┌──

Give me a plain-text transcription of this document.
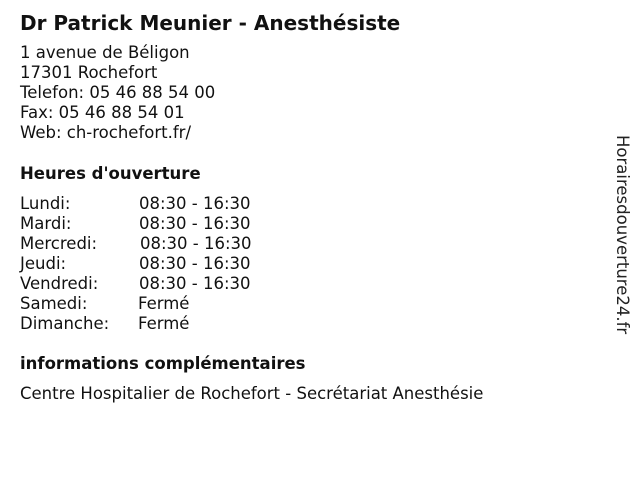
Dr Patrick Meunier - Anesthésiste
1 avenue de Béligon
17301 Rochefort
Telefon: 05 46 88 54 00
Fax: 05 46 88 54 01
Web: ch-rochefort.fr/
Heures d'ouverture
Lundi:	08:30 - 16:30
Mardi:	08:30 - 16:30
Mercredi:	08:30 - 16:30
Jeudi:	08:30 - 16:30
Vendredi: 08:30 - 16:30
Samedi:	Fermé
Dimanche: Fermé
informations complémentaires
Centre Hospitalier de Rochefort - Secrétariat Anesthésie
Horairesdouverture24.fr
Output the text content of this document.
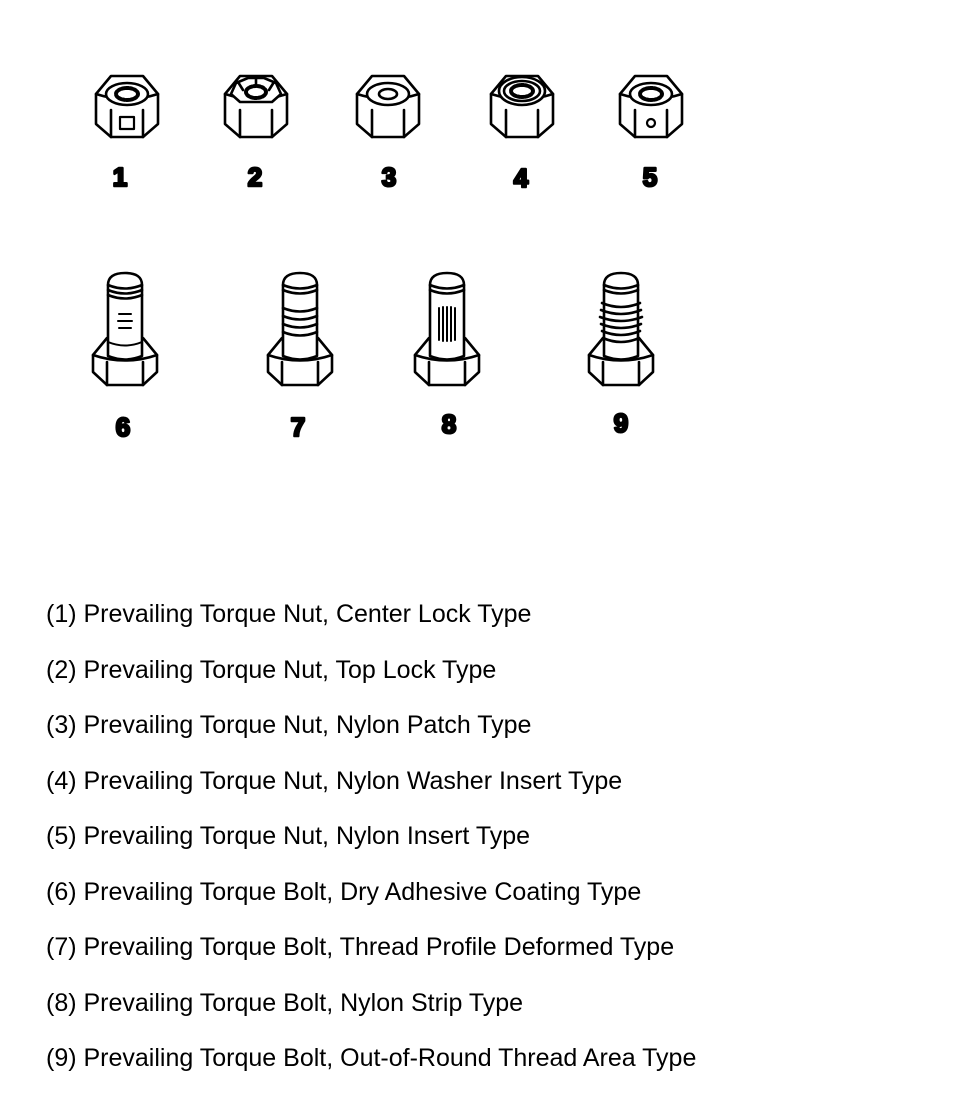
1	2	3	4	5
6	7	8	9
(1) Prevailing Torque Nut, Center Lock Type
(2) Prevailing Torque Nut, Top Lock Type
(3) Prevailing Torque Nut, Nylon Patch Type
(4) Prevailing Torque Nut, Nylon Washer Insert Type
(5) Prevailing Torque Nut, Nylon Insert Type
(6) Prevailing Torque Bolt, Dry Adhesive Coating Type
(7) Prevailing Torque Bolt, Thread Profile Deformed Type
(8) Prevailing Torque Bolt, Nylon Strip Type
(9) Prevailing Torque Bolt, Out-of-Round Thread Area Type
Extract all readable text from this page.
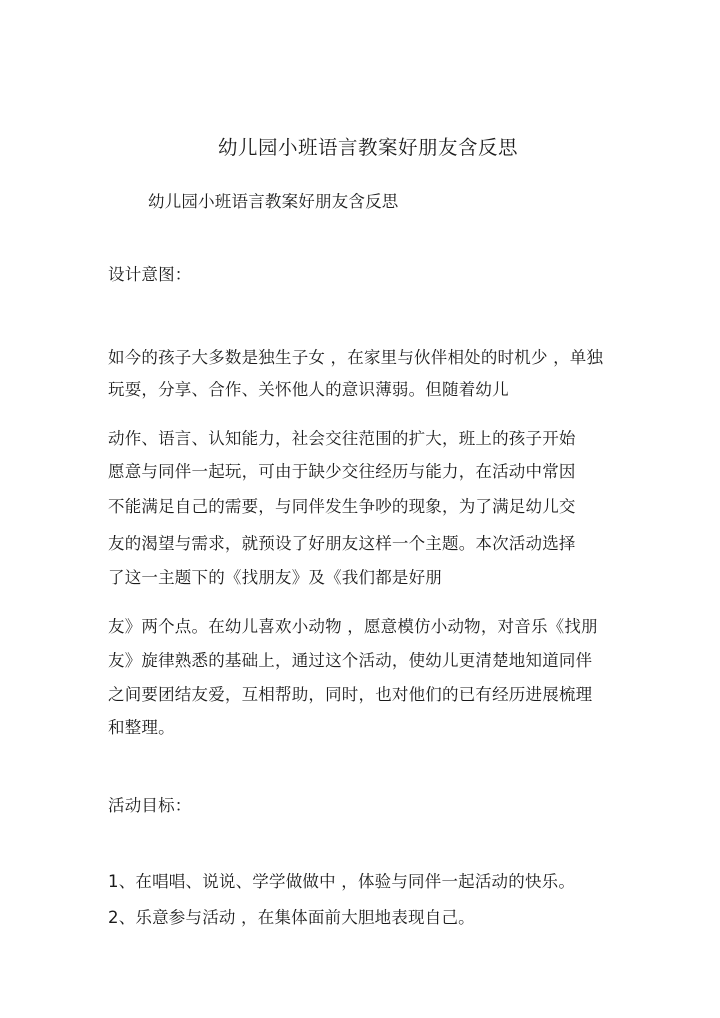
幼儿园小班语言教案好朋友含反思
幼儿园小班语言教案好朋友含反思
设计意图：
如今的孩子大多数是独生子女 ，在家里与伙伴相处的时机少 ，单独
玩耍，分享、合作、关怀他人的意识薄弱。但随着幼儿
动作、语言、认知能力，社会交往范围的扩大，班上的孩子开始
愿意与同伴一起玩，可由于缺少交往经历与能力，在活动中常因
不能满足自己的需要，与同伴发生争吵的现象，为了满足幼儿交
友的渴望与需求，就预设了好朋友这样一个主题。本次活动选择
了这一主题下的《找朋友》及《我们都是好朋
友》两个点。在幼儿喜欢小动物 ，愿意模仿小动物，对音乐《找朋
友》旋律熟悉的基础上，通过这个活动，使幼儿更清楚地知道同伴
之间要团结友爱，互相帮助，同时，也对他们的已有经历进展梳理
和整理。
活动目标：
1、在唱唱、说说、学学做做中 ，体验与同伴一起活动的快乐。
2、乐意参与活动 ，在集体面前大胆地表现自己。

└──

Job
Locate "Extract all readable text from this page." in the entries above. Copy, exactly and only, the lines from that line to the end, leaving out the pictures.

Written response
Extract all readable text from this page.
幼儿园小班语言教案好朋友含反思
幼儿园小班语言教案好朋友含反思
设计意图：
如今的孩子大多数是独生子女 ，在家里与伙伴相处的时机少 ，单独
玩耍，分享、合作、关怀他人的意识薄弱。但随着幼儿
动作、语言、认知能力，社会交往范围的扩大，班上的孩子开始
愿意与同伴一起玩，可由于缺少交往经历与能力，在活动中常因
不能满足自己的需要，与同伴发生争吵的现象，为了满足幼儿交
友的渴望与需求，就预设了好朋友这样一个主题。本次活动选择
了这一主题下的《找朋友》及《我们都是好朋
友》两个点。在幼儿喜欢小动物 ，愿意模仿小动物，对音乐《找朋
友》旋律熟悉的基础上，通过这个活动，使幼儿更清楚地知道同伴
之间要团结友爱，互相帮助，同时，也对他们的已有经历进展梳理
和整理。
活动目标：
1、在唱唱、说说、学学做做中 ，体验与同伴一起活动的快乐。
2、乐意参与活动 ，在集体面前大胆地表现自己。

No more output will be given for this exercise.